• **Short problem**:
In the listing below, locate the lines bearing the word "title". Copy every one of them.

Records that describe figures:
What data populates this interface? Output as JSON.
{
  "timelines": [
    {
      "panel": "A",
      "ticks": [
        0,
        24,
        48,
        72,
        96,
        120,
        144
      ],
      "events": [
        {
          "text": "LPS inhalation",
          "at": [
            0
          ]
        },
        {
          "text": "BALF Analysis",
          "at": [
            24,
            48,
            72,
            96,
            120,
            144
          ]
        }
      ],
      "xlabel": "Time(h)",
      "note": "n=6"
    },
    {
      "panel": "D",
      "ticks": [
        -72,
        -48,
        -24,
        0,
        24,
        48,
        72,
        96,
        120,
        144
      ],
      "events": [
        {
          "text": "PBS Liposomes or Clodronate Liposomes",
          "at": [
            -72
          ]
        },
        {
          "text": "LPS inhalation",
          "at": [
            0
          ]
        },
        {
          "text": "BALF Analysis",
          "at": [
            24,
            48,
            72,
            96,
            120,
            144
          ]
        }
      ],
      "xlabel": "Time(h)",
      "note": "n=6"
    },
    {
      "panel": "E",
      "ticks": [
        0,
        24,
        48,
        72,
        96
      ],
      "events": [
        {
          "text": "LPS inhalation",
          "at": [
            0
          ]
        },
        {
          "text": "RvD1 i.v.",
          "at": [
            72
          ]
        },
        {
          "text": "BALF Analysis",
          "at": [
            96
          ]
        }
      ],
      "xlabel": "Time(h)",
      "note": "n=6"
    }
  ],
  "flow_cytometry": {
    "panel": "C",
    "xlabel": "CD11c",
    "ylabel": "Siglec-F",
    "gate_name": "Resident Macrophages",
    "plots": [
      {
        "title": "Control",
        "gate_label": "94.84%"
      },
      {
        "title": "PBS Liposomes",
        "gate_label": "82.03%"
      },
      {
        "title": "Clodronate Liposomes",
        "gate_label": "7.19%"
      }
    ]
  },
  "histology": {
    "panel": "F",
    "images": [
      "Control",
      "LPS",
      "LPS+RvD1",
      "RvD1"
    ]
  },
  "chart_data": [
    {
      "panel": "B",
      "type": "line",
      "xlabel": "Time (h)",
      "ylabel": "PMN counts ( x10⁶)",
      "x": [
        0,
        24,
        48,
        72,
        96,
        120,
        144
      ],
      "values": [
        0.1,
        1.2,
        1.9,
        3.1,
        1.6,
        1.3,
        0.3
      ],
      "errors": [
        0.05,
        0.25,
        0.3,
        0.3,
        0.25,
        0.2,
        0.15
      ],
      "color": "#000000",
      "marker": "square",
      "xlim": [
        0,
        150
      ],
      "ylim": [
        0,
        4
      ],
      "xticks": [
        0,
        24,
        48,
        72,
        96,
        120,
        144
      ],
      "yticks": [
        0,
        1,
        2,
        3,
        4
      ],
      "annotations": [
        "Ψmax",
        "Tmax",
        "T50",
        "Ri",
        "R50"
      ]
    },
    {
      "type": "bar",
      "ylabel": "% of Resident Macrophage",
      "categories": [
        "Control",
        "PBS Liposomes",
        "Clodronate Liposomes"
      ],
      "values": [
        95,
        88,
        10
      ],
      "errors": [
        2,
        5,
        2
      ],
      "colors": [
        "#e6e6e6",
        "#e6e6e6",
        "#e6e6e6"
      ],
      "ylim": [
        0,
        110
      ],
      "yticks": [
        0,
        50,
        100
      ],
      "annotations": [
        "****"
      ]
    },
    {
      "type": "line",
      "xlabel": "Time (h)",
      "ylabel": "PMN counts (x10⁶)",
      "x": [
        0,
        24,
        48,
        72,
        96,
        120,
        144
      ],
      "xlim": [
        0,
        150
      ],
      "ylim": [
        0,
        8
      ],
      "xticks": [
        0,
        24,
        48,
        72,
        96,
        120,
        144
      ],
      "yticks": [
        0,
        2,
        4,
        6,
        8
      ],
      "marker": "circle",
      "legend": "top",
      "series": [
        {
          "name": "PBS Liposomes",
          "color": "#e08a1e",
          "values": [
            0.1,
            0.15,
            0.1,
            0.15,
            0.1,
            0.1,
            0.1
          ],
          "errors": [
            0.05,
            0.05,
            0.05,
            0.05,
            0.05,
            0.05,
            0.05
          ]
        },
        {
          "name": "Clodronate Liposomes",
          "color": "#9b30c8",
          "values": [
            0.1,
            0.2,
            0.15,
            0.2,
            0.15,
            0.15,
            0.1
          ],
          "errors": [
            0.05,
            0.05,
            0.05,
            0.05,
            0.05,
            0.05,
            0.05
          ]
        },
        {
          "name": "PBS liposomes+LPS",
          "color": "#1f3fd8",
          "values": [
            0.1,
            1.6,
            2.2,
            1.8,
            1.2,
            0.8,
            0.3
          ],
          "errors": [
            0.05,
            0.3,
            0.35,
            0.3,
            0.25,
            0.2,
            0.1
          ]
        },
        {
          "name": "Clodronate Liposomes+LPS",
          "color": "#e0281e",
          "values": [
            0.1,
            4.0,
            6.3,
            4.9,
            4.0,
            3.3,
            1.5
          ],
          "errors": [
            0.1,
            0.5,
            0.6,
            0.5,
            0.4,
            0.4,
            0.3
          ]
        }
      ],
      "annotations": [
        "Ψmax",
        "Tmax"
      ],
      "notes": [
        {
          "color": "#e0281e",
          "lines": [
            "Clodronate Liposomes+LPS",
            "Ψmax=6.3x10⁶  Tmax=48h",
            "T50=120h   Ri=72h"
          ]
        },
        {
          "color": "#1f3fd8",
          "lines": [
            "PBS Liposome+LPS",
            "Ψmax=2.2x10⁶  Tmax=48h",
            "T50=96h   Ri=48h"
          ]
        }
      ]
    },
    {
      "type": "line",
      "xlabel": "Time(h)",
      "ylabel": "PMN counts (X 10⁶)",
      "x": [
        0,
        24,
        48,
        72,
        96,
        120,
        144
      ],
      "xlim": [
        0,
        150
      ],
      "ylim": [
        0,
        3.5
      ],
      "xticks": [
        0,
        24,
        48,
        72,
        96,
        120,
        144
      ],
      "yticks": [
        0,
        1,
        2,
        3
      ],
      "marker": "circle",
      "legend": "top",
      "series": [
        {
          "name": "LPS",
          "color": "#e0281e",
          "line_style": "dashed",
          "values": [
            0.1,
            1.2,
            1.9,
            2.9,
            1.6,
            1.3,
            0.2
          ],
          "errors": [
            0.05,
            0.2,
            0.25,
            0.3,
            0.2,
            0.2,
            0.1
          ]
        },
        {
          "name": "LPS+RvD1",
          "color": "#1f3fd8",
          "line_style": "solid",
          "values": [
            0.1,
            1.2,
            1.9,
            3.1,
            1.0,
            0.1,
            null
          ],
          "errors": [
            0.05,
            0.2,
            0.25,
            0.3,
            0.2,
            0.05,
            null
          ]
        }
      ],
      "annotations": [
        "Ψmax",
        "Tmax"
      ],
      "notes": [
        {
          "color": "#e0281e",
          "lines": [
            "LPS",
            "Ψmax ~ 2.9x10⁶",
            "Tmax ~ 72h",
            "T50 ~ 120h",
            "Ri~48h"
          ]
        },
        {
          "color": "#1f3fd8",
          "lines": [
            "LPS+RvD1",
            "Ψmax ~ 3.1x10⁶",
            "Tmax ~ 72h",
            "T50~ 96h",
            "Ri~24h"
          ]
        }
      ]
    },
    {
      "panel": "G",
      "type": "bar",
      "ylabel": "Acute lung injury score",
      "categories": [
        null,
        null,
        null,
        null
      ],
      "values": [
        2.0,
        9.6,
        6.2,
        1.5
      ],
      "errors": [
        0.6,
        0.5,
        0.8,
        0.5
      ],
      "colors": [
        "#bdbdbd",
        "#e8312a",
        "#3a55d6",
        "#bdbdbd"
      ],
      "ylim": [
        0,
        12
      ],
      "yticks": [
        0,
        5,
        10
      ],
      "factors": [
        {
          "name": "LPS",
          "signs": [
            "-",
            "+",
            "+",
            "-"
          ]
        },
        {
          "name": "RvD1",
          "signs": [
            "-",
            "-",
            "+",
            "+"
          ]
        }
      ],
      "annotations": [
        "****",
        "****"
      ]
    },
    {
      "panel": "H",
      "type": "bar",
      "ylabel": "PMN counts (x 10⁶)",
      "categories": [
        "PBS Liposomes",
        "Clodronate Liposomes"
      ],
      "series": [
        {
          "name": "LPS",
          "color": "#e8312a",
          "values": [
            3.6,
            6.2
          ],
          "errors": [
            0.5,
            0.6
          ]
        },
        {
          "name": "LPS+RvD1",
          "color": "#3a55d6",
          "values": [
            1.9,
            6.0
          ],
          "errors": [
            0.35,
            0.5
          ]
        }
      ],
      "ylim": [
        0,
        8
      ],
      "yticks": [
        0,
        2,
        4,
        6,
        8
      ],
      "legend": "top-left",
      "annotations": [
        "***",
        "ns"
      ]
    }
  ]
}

• **Answer to the problem**:
        "title": "Control",
        "title": "PBS Liposomes",
        "title": "Clodronate Liposomes",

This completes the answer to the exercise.